Stated exercise: Images are not part of the copy; transcribe all the data exactly.

Stored data entries
- - - - -
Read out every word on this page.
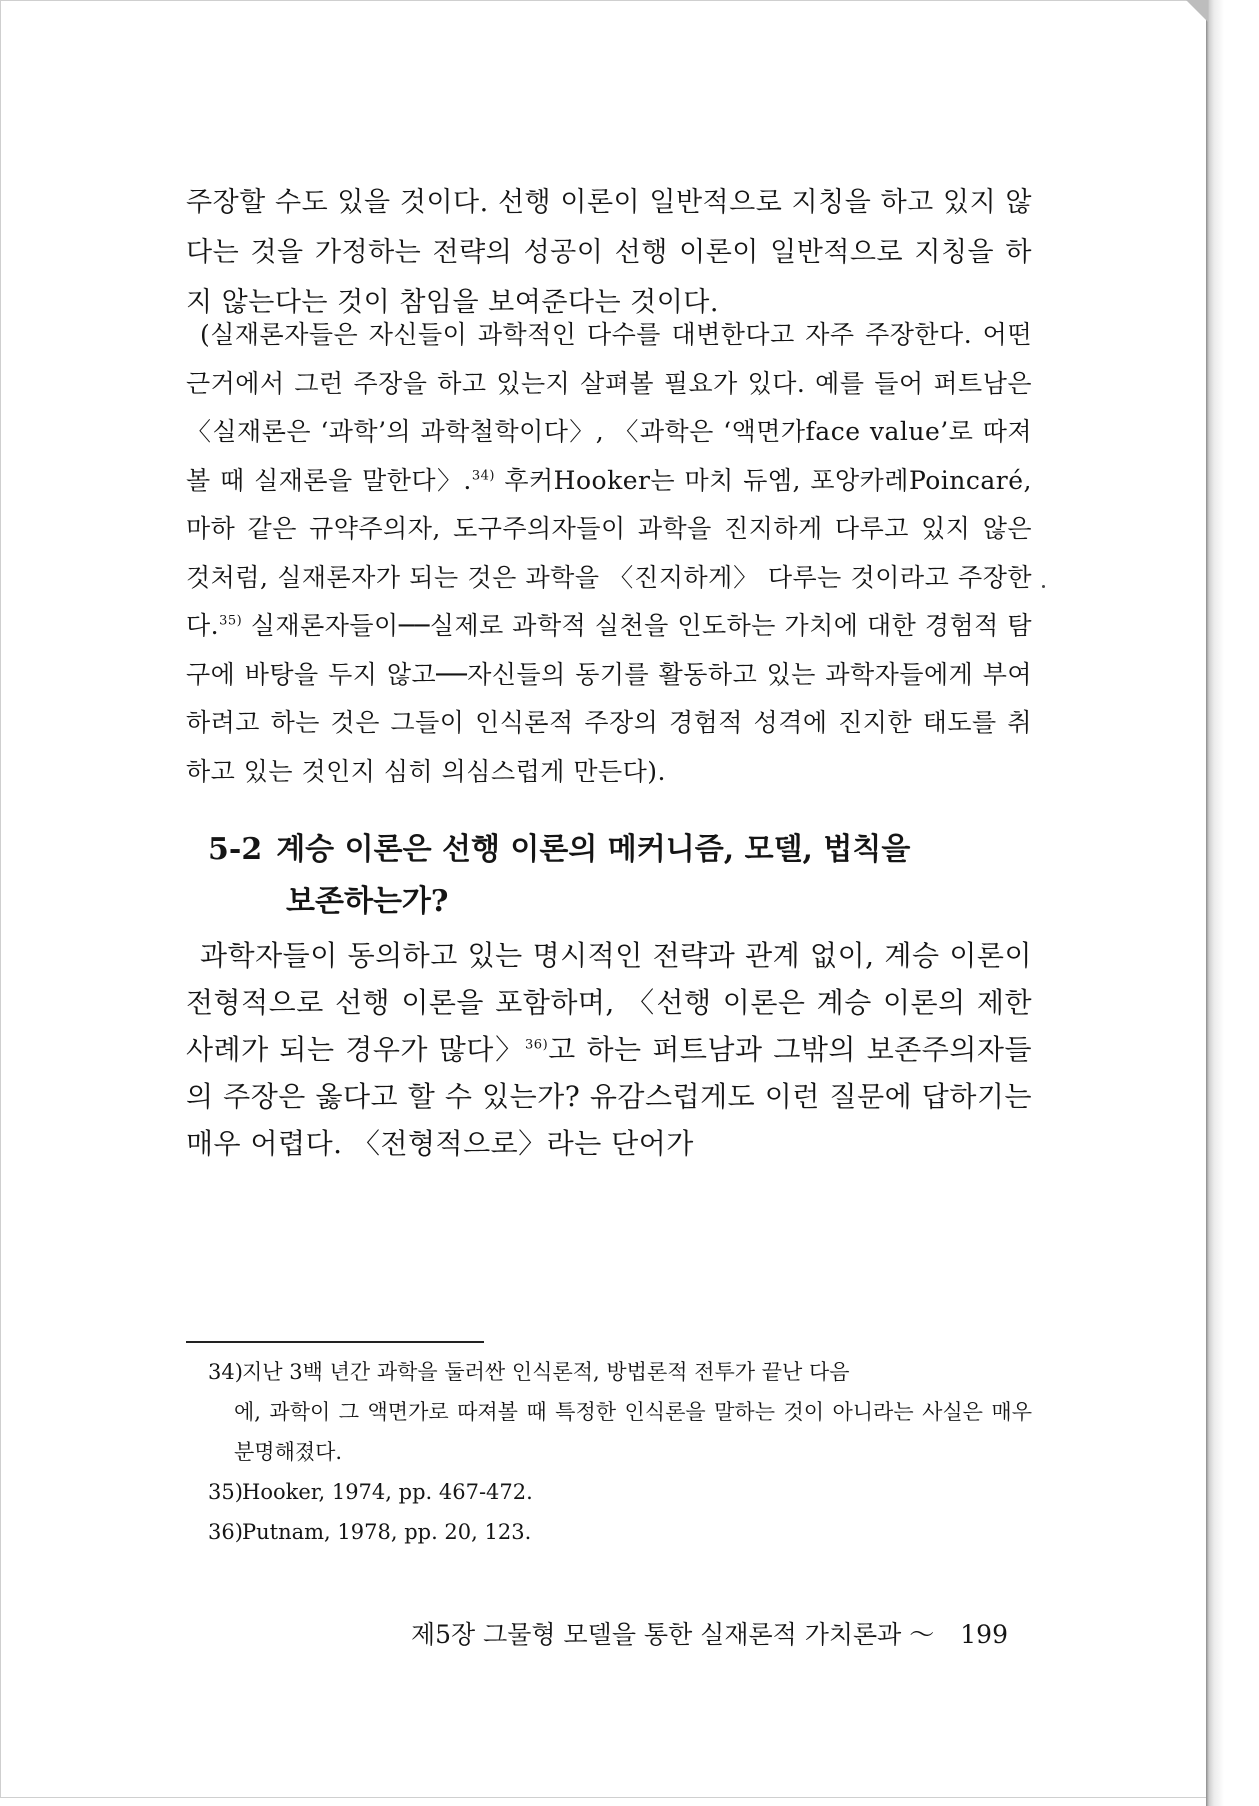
주장할 수도 있을 것이다. 선행 이론이 일반적으로 지칭을 하고 있지 않다는 것을 가정하는 전략의 성공이 선행 이론이 일반적으로 지칭을 하지 않는다는 것이 참임을 보여준다는 것이다.

(실재론자들은 자신들이 과학적인 다수를 대변한다고 자주 주장한다. 어떤 근거에서 그런 주장을 하고 있는지 살펴볼 필요가 있다. 예를 들어 퍼트남은 〈실재론은 ‘과학’의 과학철학이다〉, 〈과학은 ‘액면가face value’로 따져볼 때 실재론을 말한다〉.$^{34)}$ 후커Hooker는 마치 듀엠, 포앙카레Poincaré, 마하 같은 규약주의자, 도구주의자들이 과학을 진지하게 다루고 있지 않은 것처럼, 실재론자가 되는 것은 과학을 〈진지하게〉 다루는 것이라고 주장한다.$^{35)}$ 실재론자들이──실제로 과학적 실천을 인도하는 가치에 대한 경험적 탐구에 바탕을 두지 않고──자신들의 동기를 활동하고 있는 과학자들에게 부여하려고 하는 것은 그들이 인식론적 주장의 경험적 성격에 진지한 태도를 취하고 있는 것인지 심히 의심스럽게 만든다).

5-2 계승 이론은 선행 이론의 메커니즘, 모델, 법칙을
보존하는가?

과학자들이 동의하고 있는 명시적인 전략과 관계 없이, 계승 이론이 전형적으로 선행 이론을 포함하며, 〈선행 이론은 계승 이론의 제한 사례가 되는 경우가 많다〉$^{36)}$고 하는 퍼트남과 그밖의 보존주의자들의 주장은 옳다고 할 수 있는가? 유감스럽게도 이런 질문에 답하기는 매우 어렵다. 〈전형적으로〉라는 단어가

34)지난 3백 년간 과학을 둘러싼 인식론적, 방법론적 전투가 끝난 다음
에, 과학이 그 액면가로 따져볼 때 특정한 인식론을 말하는 것이 아니라는 사실은 매우 분명해졌다.

35)Hooker, 1974, pp. 467-472.

36)Putnam, 1978, pp. 20, 123.

제5장 그물형 모델을 통한 실재론적 가치론과 ～ 199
- - - - -
Task answer:
Read out every word on this page.
주장할 수도 있을 것이다. 선행 이론이 일반적으로 지칭을 하고 있지 않다는 것을 가정하는 전략의 성공이 선행 이론이 일반적으로 지칭을 하지 않는다는 것이 참임을 보여준다는 것이다.

(실재론자들은 자신들이 과학적인 다수를 대변한다고 자주 주장한다. 어떤 근거에서 그런 주장을 하고 있는지 살펴볼 필요가 있다. 예를 들어 퍼트남은 〈실재론은 ‘과학’의 과학철학이다〉, 〈과학은 ‘액면가face value’로 따져볼 때 실재론을 말한다〉.$^{34)}$ 후커Hooker는 마치 듀엠, 포앙카레Poincaré, 마하 같은 규약주의자, 도구주의자들이 과학을 진지하게 다루고 있지 않은 것처럼, 실재론자가 되는 것은 과학을 〈진지하게〉 다루는 것이라고 주장한다.$^{35)}$ 실재론자들이──실제로 과학적 실천을 인도하는 가치에 대한 경험적 탐구에 바탕을 두지 않고──자신들의 동기를 활동하고 있는 과학자들에게 부여하려고 하는 것은 그들이 인식론적 주장의 경험적 성격에 진지한 태도를 취하고 있는 것인지 심히 의심스럽게 만든다).

5-2 계승 이론은 선행 이론의 메커니즘, 모델, 법칙을
보존하는가?

과학자들이 동의하고 있는 명시적인 전략과 관계 없이, 계승 이론이 전형적으로 선행 이론을 포함하며, 〈선행 이론은 계승 이론의 제한 사례가 되는 경우가 많다〉$^{36)}$고 하는 퍼트남과 그밖의 보존주의자들의 주장은 옳다고 할 수 있는가? 유감스럽게도 이런 질문에 답하기는 매우 어렵다. 〈전형적으로〉라는 단어가

34)지난 3백 년간 과학을 둘러싼 인식론적, 방법론적 전투가 끝난 다음
에, 과학이 그 액면가로 따져볼 때 특정한 인식론을 말하는 것이 아니라는 사실은 매우 분명해졌다.

35)Hooker, 1974, pp. 467-472.

36)Putnam, 1978, pp. 20, 123.

제5장 그물형 모델을 통한 실재론적 가치론과 ～ 199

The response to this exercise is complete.